#### Records for the task ####
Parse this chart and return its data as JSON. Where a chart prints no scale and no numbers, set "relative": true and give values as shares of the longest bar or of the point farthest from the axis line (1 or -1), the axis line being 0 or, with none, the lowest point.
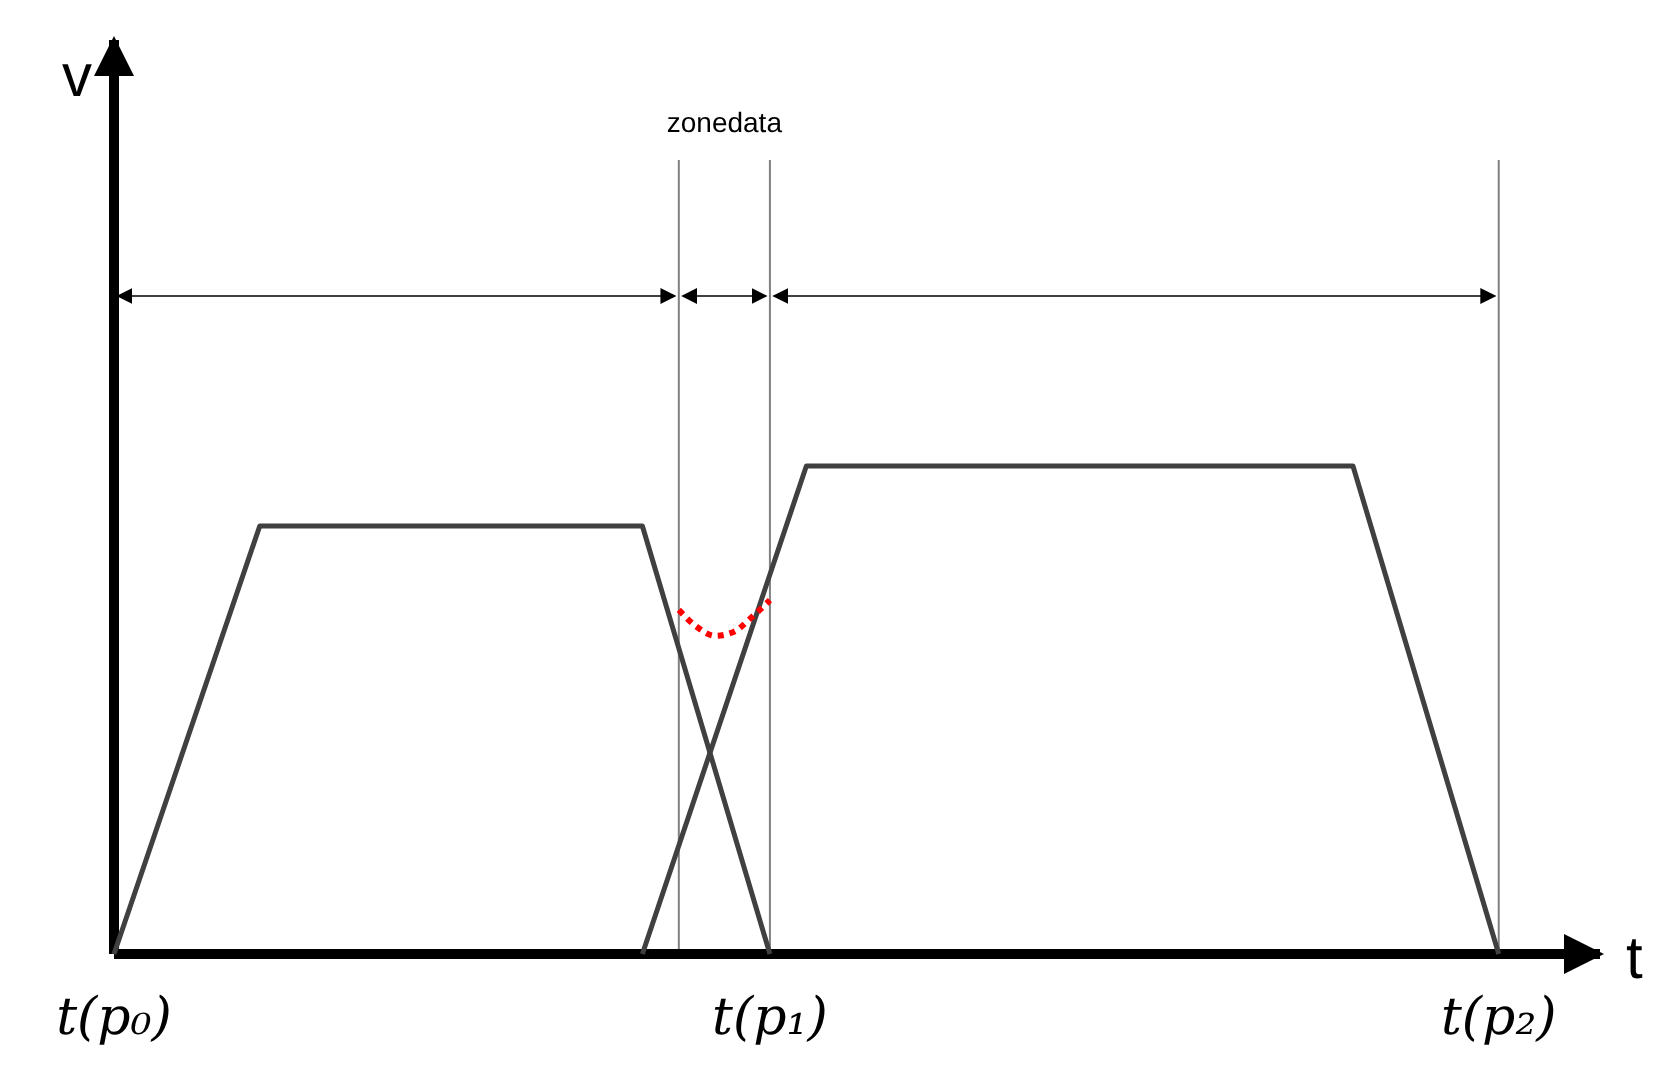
{
  "chart_data": {
    "type": "line",
    "relative": true,
    "xlabel": "t",
    "categories": [
      "t(p₀)",
      null,
      null,
      null,
      null,
      null,
      null,
      null,
      null,
      null,
      null,
      null,
      null,
      null,
      null,
      null,
      null,
      null,
      null,
      null,
      null,
      null,
      null,
      null,
      null,
      null,
      null,
      null,
      null,
      null,
      null,
      null,
      null,
      null,
      null,
      null,
      "t(p₁)",
      null,
      null,
      null,
      null,
      null,
      null,
      null,
      null,
      null,
      null,
      null,
      null,
      null,
      null,
      null,
      null,
      null,
      null,
      null,
      null,
      null,
      null,
      null,
      null,
      null,
      null,
      null,
      null,
      null,
      null,
      null,
      null,
      null,
      null,
      null,
      null,
      null,
      null,
      null,
      "t(p₂)",
      null,
      null,
      null,
      null,
      null
    ],
    "tick_labels": "x",
    "series": [
      {
        "color": "#404040",
        "values": [
          0,
          null,
          null,
          null,
          null,
          null,
          null,
          null,
          0.877,
          null,
          null,
          null,
          null,
          null,
          null,
          null,
          null,
          null,
          null,
          null,
          null,
          null,
          null,
          null,
          null,
          null,
          null,
          null,
          null,
          0.877,
          null,
          null,
          null,
          null,
          null,
          null,
          0,
          null,
          null,
          null,
          null,
          null,
          null,
          null,
          null,
          null,
          null,
          null,
          null,
          null,
          null,
          null,
          null,
          null,
          null,
          null,
          null,
          null,
          null,
          null,
          null,
          null,
          null,
          null,
          null,
          null,
          null,
          null,
          null,
          null,
          null,
          null,
          null,
          null,
          null,
          null,
          null,
          null,
          null,
          null,
          null,
          null
        ]
      },
      {
        "color": "#404040",
        "values": [
          null,
          null,
          null,
          null,
          null,
          null,
          null,
          null,
          null,
          null,
          null,
          null,
          null,
          null,
          null,
          null,
          null,
          null,
          null,
          null,
          null,
          null,
          null,
          null,
          null,
          null,
          null,
          null,
          null,
          0,
          null,
          null,
          null,
          null,
          null,
          null,
          null,
          null,
          1,
          null,
          null,
          null,
          null,
          null,
          null,
          null,
          null,
          null,
          null,
          null,
          null,
          null,
          null,
          null,
          null,
          null,
          null,
          null,
          null,
          null,
          null,
          null,
          null,
          null,
          null,
          null,
          null,
          null,
          1,
          null,
          null,
          null,
          null,
          null,
          null,
          null,
          0,
          null,
          null,
          null,
          null,
          null
        ]
      },
      {
        "color": "#ff0000",
        "line_style": "dotted",
        "values": [
          null,
          null,
          null,
          null,
          null,
          null,
          null,
          null,
          null,
          null,
          null,
          null,
          null,
          null,
          null,
          null,
          null,
          null,
          null,
          null,
          null,
          null,
          null,
          null,
          null,
          null,
          null,
          null,
          null,
          null,
          null,
          0.705,
          0.67,
          0.652,
          0.66,
          0.69,
          0.725,
          null,
          null,
          null,
          null,
          null,
          null,
          null,
          null,
          null,
          null,
          null,
          null,
          null,
          null,
          null,
          null,
          null,
          null,
          null,
          null,
          null,
          null,
          null,
          null,
          null,
          null,
          null,
          null,
          null,
          null,
          null,
          null,
          null,
          null,
          null,
          null,
          null,
          null,
          null,
          null,
          null,
          null,
          null,
          null,
          null
        ]
      }
    ],
    "grid": "x",
    "annotations": [
      "zonedata",
      "v"
    ]
  }
}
####
Reproduce every line of the material precisely, omitting its pictures.

Parse this chart and return its data as JSON. Where a chart prints no scale and no numbers, set "relative": true and give values as shares of the longest bar or of the point farthest from the axis line (1 or -1), the axis line being 0 or, with none, the lowest point.
{
  "chart_data": {
    "type": "line",
    "relative": true,
    "xlabel": "t",
    "categories": [
      "t(p₀)",
      null,
      null,
      null,
      null,
      null,
      null,
      null,
      null,
      null,
      null,
      null,
      null,
      null,
      null,
      null,
      null,
      null,
      null,
      null,
      null,
      null,
      null,
      null,
      null,
      null,
      null,
      null,
      null,
      null,
      null,
      null,
      null,
      null,
      null,
      null,
      "t(p₁)",
      null,
      null,
      null,
      null,
      null,
      null,
      null,
      null,
      null,
      null,
      null,
      null,
      null,
      null,
      null,
      null,
      null,
      null,
      null,
      null,
      null,
      null,
      null,
      null,
      null,
      null,
      null,
      null,
      null,
      null,
      null,
      null,
      null,
      null,
      null,
      null,
      null,
      null,
      null,
      "t(p₂)",
      null,
      null,
      null,
      null,
      null
    ],
    "tick_labels": "x",
    "series": [
      {
        "color": "#404040",
        "values": [
          0,
          null,
          null,
          null,
          null,
          null,
          null,
          null,
          0.877,
          null,
          null,
          null,
          null,
          null,
          null,
          null,
          null,
          null,
          null,
          null,
          null,
          null,
          null,
          null,
          null,
          null,
          null,
          null,
          null,
          0.877,
          null,
          null,
          null,
          null,
          null,
          null,
          0,
          null,
          null,
          null,
          null,
          null,
          null,
          null,
          null,
          null,
          null,
          null,
          null,
          null,
          null,
          null,
          null,
          null,
          null,
          null,
          null,
          null,
          null,
          null,
          null,
          null,
          null,
          null,
          null,
          null,
          null,
          null,
          null,
          null,
          null,
          null,
          null,
          null,
          null,
          null,
          null,
          null,
          null,
          null,
          null,
          null
        ]
      },
      {
        "color": "#404040",
        "values": [
          null,
          null,
          null,
          null,
          null,
          null,
          null,
          null,
          null,
          null,
          null,
          null,
          null,
          null,
          null,
          null,
          null,
          null,
          null,
          null,
          null,
          null,
          null,
          null,
          null,
          null,
          null,
          null,
          null,
          0,
          null,
          null,
          null,
          null,
          null,
          null,
          null,
          null,
          1,
          null,
          null,
          null,
          null,
          null,
          null,
          null,
          null,
          null,
          null,
          null,
          null,
          null,
          null,
          null,
          null,
          null,
          null,
          null,
          null,
          null,
          null,
          null,
          null,
          null,
          null,
          null,
          null,
          null,
          1,
          null,
          null,
          null,
          null,
          null,
          null,
          null,
          0,
          null,
          null,
          null,
          null,
          null
        ]
      },
      {
        "color": "#ff0000",
        "line_style": "dotted",
        "values": [
          null,
          null,
          null,
          null,
          null,
          null,
          null,
          null,
          null,
          null,
          null,
          null,
          null,
          null,
          null,
          null,
          null,
          null,
          null,
          null,
          null,
          null,
          null,
          null,
          null,
          null,
          null,
          null,
          null,
          null,
          null,
          0.705,
          0.67,
          0.652,
          0.66,
          0.69,
          0.725,
          null,
          null,
          null,
          null,
          null,
          null,
          null,
          null,
          null,
          null,
          null,
          null,
          null,
          null,
          null,
          null,
          null,
          null,
          null,
          null,
          null,
          null,
          null,
          null,
          null,
          null,
          null,
          null,
          null,
          null,
          null,
          null,
          null,
          null,
          null,
          null,
          null,
          null,
          null,
          null,
          null,
          null,
          null,
          null,
          null
        ]
      }
    ],
    "grid": "x",
    "annotations": [
      "zonedata",
      "v"
    ]
  }
}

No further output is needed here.